Items listed in a dataset
# # #

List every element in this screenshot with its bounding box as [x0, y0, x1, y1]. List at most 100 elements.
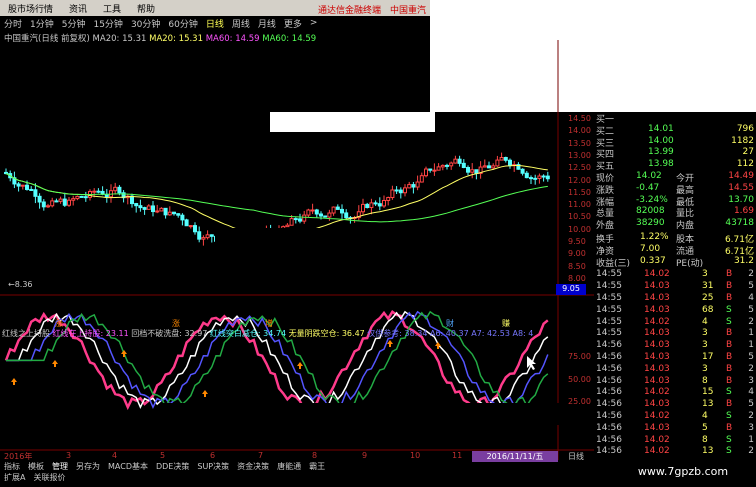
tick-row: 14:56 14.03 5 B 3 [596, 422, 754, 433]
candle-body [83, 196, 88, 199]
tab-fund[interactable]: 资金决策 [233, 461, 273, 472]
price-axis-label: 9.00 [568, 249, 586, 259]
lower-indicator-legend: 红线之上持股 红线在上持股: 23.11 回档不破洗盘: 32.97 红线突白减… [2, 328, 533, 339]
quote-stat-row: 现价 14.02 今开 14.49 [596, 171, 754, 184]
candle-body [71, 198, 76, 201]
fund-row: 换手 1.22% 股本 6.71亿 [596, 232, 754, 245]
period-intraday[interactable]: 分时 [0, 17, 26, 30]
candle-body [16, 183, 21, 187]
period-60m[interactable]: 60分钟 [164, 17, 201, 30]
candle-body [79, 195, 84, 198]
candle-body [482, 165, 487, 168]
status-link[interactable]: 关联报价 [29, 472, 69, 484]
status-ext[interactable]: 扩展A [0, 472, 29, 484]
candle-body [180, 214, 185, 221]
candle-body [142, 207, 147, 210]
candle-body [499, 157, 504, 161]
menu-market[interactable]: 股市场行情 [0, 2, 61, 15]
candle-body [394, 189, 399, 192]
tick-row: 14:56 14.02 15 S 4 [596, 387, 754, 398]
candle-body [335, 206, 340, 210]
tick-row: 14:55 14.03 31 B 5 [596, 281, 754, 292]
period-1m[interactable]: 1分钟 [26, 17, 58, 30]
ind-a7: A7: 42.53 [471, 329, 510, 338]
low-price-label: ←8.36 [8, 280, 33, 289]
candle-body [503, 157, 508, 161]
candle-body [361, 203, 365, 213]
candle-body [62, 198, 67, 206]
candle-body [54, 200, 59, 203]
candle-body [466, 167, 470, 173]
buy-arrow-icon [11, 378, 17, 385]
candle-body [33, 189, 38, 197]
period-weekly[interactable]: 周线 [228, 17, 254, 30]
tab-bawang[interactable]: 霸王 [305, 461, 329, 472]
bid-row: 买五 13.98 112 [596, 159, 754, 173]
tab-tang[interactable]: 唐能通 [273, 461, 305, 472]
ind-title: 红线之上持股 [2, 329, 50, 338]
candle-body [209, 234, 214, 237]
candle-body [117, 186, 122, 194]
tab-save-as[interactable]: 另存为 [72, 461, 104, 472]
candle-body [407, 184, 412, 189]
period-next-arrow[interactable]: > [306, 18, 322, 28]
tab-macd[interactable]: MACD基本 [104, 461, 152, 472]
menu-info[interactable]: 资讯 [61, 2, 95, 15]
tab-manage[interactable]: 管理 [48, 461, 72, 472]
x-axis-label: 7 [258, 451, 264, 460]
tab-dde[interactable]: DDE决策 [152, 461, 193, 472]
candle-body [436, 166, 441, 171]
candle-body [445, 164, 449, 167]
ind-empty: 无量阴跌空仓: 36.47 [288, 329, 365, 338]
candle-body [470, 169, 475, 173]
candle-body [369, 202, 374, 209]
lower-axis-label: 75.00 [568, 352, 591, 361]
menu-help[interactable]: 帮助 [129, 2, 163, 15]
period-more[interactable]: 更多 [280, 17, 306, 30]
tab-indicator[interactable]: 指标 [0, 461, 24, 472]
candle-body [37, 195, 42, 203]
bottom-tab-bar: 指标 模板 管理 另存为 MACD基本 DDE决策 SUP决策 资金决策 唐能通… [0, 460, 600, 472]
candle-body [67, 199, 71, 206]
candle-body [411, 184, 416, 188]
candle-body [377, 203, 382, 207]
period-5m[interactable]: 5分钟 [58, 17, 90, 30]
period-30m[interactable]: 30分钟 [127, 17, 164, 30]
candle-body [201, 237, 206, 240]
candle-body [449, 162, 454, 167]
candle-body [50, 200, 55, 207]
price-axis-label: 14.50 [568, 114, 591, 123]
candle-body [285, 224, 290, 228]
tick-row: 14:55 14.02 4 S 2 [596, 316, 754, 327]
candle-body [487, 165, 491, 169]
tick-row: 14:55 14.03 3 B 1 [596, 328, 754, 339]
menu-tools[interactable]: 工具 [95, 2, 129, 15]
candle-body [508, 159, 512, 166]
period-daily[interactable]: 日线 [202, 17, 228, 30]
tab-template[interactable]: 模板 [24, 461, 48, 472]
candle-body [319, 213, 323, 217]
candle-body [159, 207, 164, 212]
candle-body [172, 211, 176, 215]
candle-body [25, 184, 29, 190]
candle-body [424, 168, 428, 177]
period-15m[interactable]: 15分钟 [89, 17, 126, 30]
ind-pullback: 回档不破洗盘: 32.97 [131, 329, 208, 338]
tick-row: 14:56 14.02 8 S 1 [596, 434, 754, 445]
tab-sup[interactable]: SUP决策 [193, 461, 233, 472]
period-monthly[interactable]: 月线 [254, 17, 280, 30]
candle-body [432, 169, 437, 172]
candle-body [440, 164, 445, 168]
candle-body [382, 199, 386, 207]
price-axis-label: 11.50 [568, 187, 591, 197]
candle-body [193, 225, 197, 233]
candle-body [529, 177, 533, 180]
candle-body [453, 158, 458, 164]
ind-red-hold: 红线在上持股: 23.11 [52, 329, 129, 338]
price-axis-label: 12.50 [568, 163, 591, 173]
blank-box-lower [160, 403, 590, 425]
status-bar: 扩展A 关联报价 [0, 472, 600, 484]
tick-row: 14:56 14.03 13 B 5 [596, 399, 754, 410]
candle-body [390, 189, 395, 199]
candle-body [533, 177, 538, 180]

# # #

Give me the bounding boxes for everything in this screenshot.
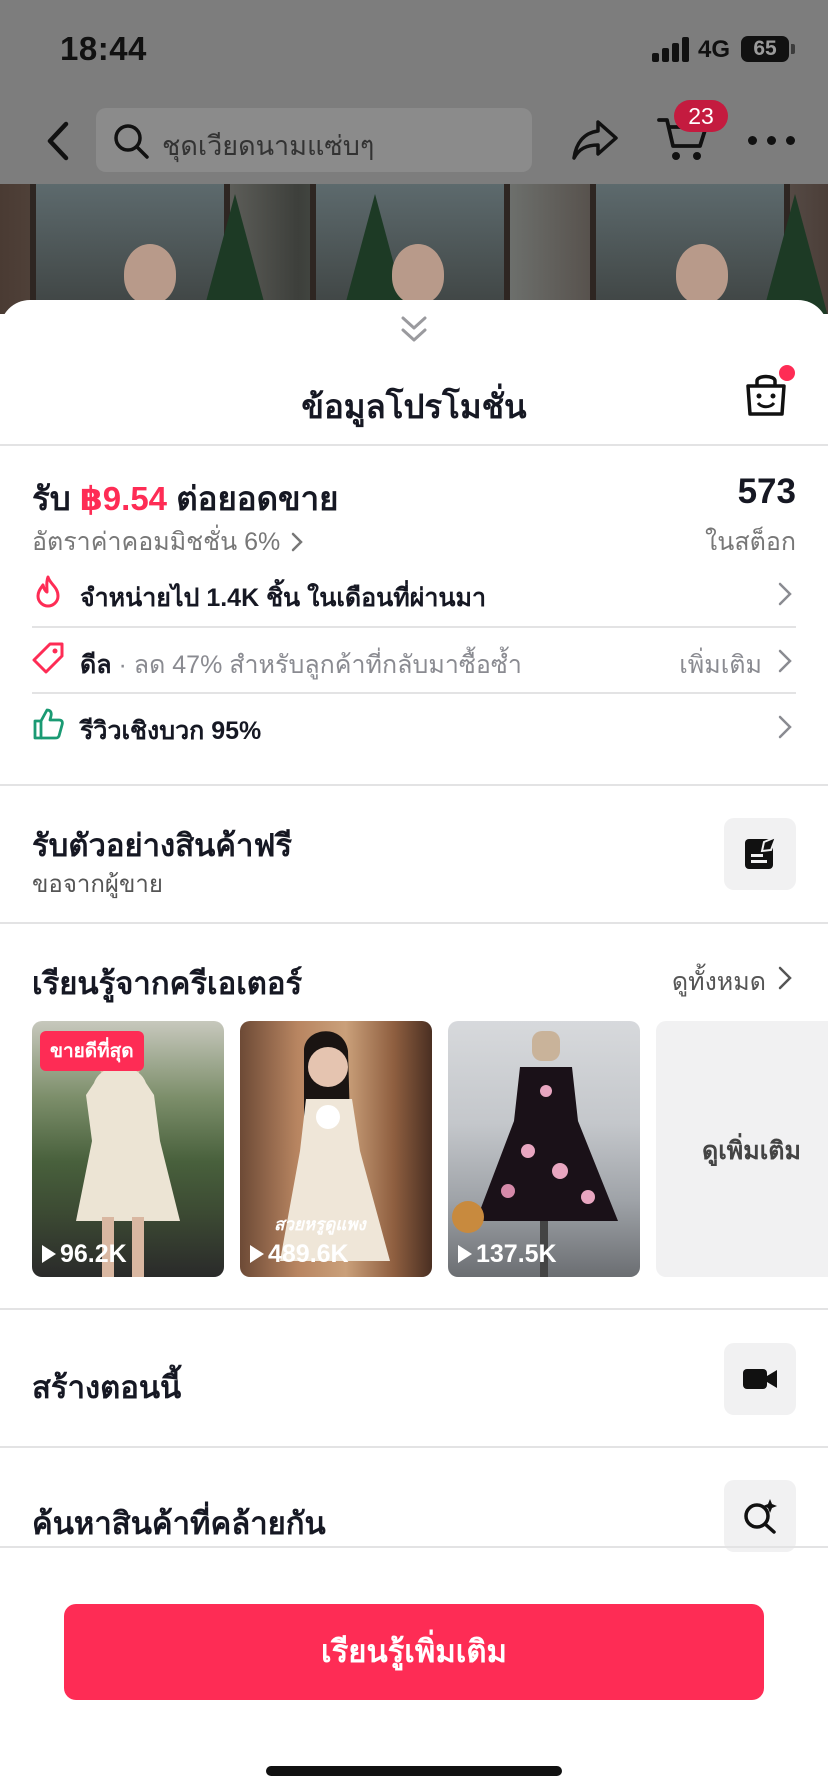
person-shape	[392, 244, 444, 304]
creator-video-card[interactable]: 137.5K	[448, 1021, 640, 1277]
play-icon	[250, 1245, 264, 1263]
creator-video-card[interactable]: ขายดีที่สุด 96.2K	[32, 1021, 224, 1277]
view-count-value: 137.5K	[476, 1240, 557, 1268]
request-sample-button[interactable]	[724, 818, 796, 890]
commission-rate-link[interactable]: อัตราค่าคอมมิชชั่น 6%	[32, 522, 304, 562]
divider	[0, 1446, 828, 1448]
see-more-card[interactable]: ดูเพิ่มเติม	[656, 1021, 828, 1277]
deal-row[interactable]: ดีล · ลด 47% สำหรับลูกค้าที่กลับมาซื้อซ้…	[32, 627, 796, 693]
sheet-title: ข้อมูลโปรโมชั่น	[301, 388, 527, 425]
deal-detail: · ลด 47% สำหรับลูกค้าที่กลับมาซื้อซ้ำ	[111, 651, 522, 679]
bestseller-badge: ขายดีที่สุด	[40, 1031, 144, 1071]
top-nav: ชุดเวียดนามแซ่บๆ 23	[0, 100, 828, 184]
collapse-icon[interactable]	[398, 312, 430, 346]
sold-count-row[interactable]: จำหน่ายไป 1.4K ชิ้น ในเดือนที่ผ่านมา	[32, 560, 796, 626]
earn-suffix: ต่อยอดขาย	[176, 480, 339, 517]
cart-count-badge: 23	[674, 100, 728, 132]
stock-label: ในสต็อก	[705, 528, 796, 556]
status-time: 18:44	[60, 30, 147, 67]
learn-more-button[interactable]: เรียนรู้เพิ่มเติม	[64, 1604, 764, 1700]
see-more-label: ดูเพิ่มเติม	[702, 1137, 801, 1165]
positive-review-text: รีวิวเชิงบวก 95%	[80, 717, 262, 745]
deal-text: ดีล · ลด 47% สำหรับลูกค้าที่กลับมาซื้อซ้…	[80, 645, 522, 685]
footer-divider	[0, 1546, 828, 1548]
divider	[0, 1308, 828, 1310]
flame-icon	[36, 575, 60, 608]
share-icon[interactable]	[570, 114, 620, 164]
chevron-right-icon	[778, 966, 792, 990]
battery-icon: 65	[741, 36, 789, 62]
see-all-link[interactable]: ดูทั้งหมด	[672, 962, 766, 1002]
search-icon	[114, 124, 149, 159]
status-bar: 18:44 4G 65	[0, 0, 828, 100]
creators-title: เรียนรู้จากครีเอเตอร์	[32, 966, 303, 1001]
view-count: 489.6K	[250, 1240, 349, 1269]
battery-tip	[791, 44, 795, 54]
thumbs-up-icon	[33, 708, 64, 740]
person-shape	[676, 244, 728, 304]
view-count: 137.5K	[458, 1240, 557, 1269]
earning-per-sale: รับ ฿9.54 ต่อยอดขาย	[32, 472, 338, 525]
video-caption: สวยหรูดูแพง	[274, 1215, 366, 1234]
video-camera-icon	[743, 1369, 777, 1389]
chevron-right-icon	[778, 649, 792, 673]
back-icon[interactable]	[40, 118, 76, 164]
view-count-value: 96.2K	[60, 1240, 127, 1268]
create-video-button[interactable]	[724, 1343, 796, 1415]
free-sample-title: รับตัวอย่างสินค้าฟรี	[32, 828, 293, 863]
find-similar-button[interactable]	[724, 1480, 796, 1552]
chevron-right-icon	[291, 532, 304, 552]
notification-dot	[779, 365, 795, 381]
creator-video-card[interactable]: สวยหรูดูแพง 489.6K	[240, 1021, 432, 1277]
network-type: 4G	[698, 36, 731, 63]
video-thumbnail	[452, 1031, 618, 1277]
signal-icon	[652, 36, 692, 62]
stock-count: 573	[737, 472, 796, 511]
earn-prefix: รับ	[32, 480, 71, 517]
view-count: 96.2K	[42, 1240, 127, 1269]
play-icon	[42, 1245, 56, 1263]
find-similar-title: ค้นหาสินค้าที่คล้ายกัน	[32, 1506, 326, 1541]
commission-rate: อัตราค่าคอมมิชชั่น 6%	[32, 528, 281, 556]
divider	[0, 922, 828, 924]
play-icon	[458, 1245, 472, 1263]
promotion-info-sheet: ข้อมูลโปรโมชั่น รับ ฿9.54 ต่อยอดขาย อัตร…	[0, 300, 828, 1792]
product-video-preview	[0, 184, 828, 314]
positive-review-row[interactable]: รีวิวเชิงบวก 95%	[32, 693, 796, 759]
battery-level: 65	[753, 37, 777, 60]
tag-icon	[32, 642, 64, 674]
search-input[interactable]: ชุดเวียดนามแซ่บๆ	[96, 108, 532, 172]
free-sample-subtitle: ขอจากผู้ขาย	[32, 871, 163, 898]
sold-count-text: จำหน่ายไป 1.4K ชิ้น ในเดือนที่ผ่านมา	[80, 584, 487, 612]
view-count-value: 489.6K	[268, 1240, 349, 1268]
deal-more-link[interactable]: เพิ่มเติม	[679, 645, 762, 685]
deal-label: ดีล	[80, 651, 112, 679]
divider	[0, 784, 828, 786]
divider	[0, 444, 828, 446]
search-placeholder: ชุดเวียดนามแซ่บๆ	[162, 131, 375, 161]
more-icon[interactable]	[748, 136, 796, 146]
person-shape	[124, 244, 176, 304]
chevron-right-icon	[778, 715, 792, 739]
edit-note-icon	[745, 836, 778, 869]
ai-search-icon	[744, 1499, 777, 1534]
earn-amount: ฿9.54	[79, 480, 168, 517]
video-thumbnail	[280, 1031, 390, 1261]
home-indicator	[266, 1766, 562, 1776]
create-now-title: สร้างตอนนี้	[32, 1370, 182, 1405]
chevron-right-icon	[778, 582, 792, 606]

# # #

#### Instructions to follow
Rename "candle-body" to "bar-body" in the records between the line holding "tick-row: 14:56 14.03 5" and the line holding "candle-body [33, 189, 38, 197]", inclusive. Give back only those lines, with everything else left unchanged.

#### Solution for this problem
tick-row: 14:56 14.03 5 B 3 [596, 422, 754, 433]
bar-body [83, 196, 88, 199]
tab-fund[interactable]: 资金决策 [233, 461, 273, 472]
price-axis-label: 9.00 [568, 249, 586, 259]
lower-indicator-legend: 红线之上持股 红线在上持股: 23.11 回档不破洗盘: 32.97 红线突白减… [2, 328, 533, 339]
quote-stat-row: 现价 14.02 今开 14.49 [596, 171, 754, 184]
bar-body [71, 198, 76, 201]
fund-row: 换手 1.22% 股本 6.71亿 [596, 232, 754, 245]
period-intraday[interactable]: 分时 [0, 17, 26, 30]
bar-body [16, 183, 21, 187]
period-60m[interactable]: 60分钟 [164, 17, 201, 30]
bar-body [79, 195, 84, 198]
bar-body [482, 165, 487, 168]
status-link[interactable]: 关联报价 [29, 472, 69, 484]
status-ext[interactable]: 扩展A [0, 472, 29, 484]
bar-body [180, 214, 185, 221]
bar-body [142, 207, 147, 210]
bar-body [499, 157, 504, 161]
menu-market[interactable]: 股市场行情 [0, 2, 61, 15]
bar-body [394, 189, 399, 192]
tick-row: 14:56 14.02 15 S 4 [596, 387, 754, 398]
bar-body [335, 206, 340, 210]
tick-row: 14:55 14.03 31 B 5 [596, 281, 754, 292]
period-1m[interactable]: 1分钟 [26, 17, 58, 30]
ind-a7: A7: 42.53 [471, 329, 510, 338]
low-price-label: ←8.36 [8, 280, 33, 289]
bar-body [503, 157, 508, 161]
bar-body [361, 203, 365, 213]
bar-body [62, 198, 67, 206]
bar-body [54, 200, 59, 203]
bar-body [466, 167, 470, 173]
buy-arrow-icon [11, 378, 17, 385]
bar-body [33, 189, 38, 197]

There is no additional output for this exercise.